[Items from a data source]
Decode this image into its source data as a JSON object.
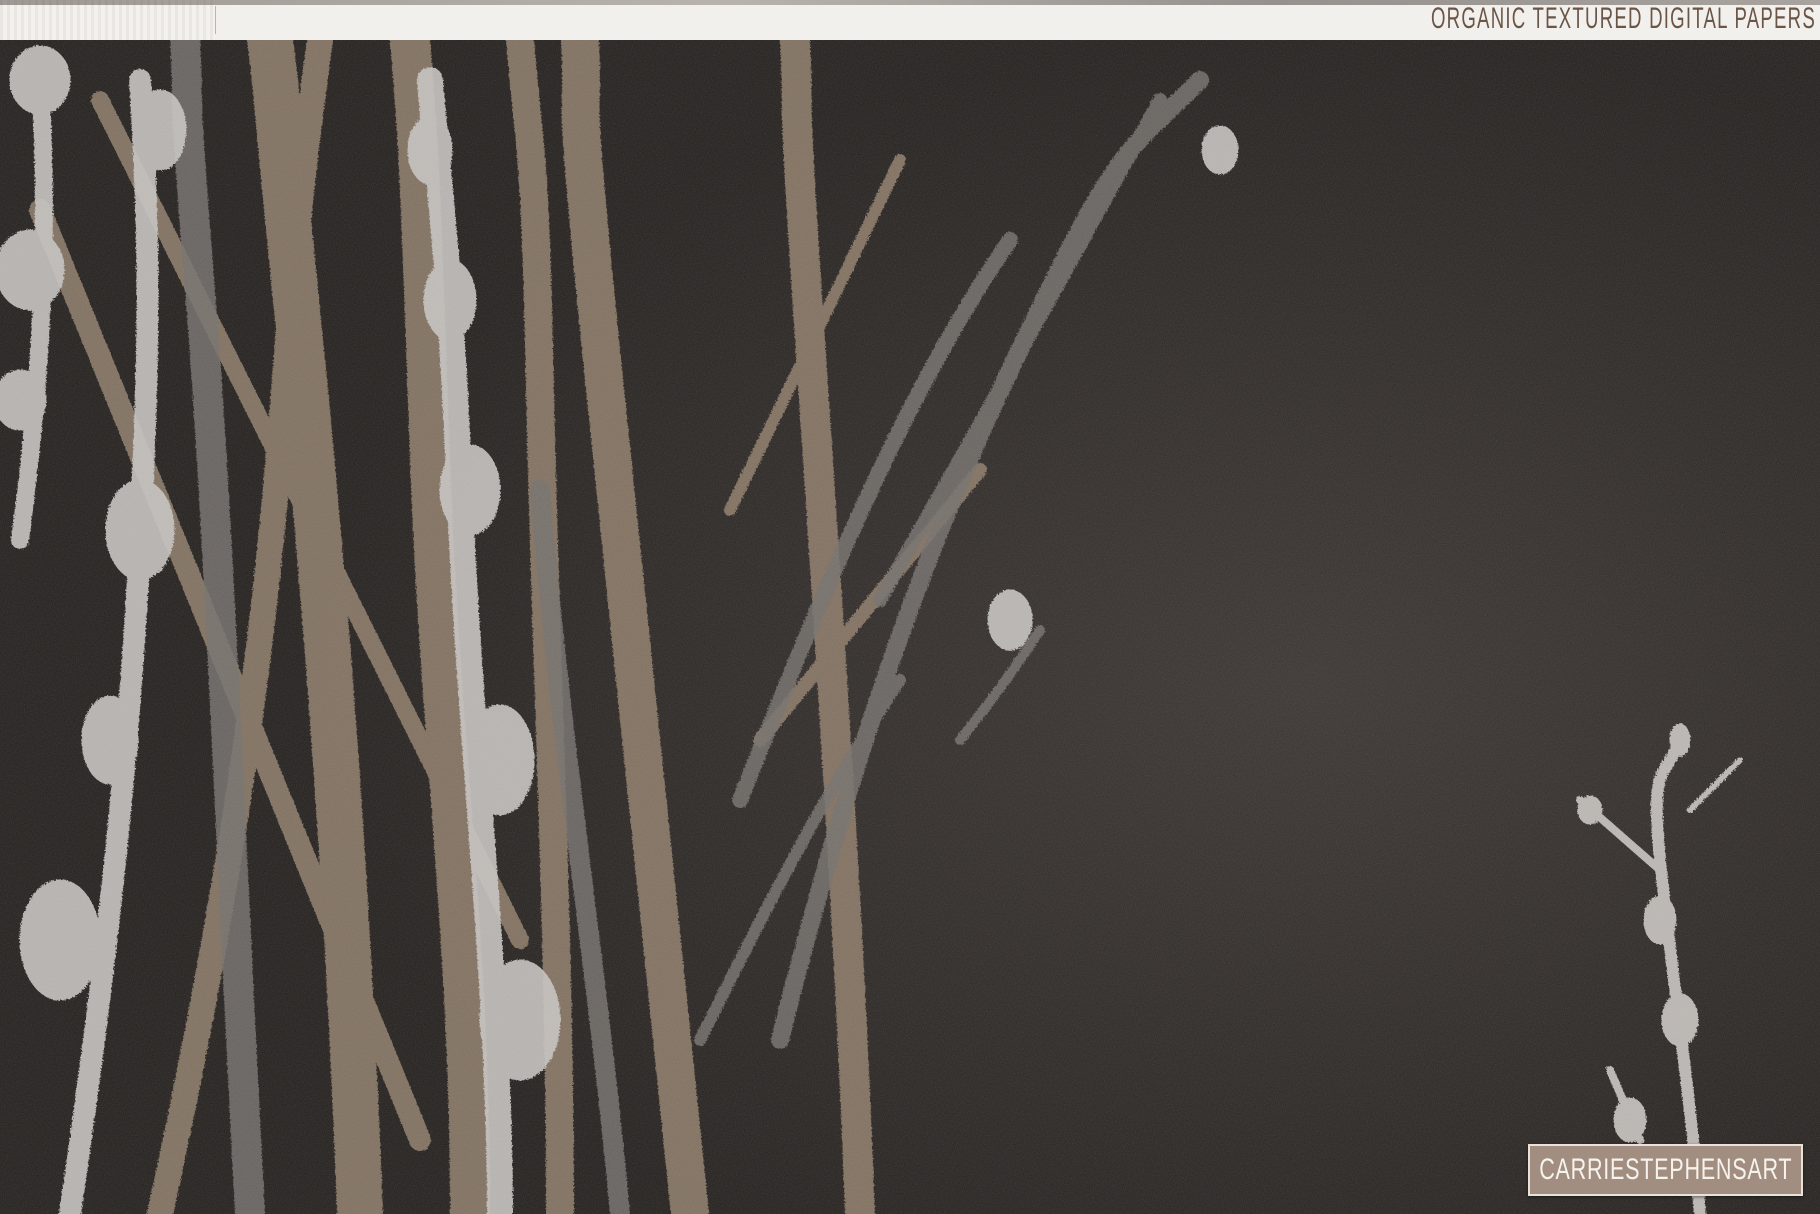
{
  "header": {
    "title": "ORGANIC TEXTURED DIGITAL PAPERS"
  },
  "artwork": {
    "subject": "branch-silhouettes-on-dark-textured-paper",
    "colors": {
      "background": "#2b2624",
      "branch_tan": "#8a7866",
      "branch_grey": "#75706c",
      "branch_light": "#c9c6c3"
    }
  },
  "brand": {
    "label": "CARRIESTEPHENSART",
    "badge_color": "#a18e80"
  }
}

- **What you have to do**
Each record must be quoted in full and exactly. Do not include the pictures.

- **Expected answer**
Decode this image into its source data as a JSON object.
{
  "header": {
    "title": "ORGANIC TEXTURED DIGITAL PAPERS"
  },
  "artwork": {
    "subject": "branch-silhouettes-on-dark-textured-paper",
    "colors": {
      "background": "#2b2624",
      "branch_tan": "#8a7866",
      "branch_grey": "#75706c",
      "branch_light": "#c9c6c3"
    }
  },
  "brand": {
    "label": "CARRIESTEPHENSART",
    "badge_color": "#a18e80"
  }
}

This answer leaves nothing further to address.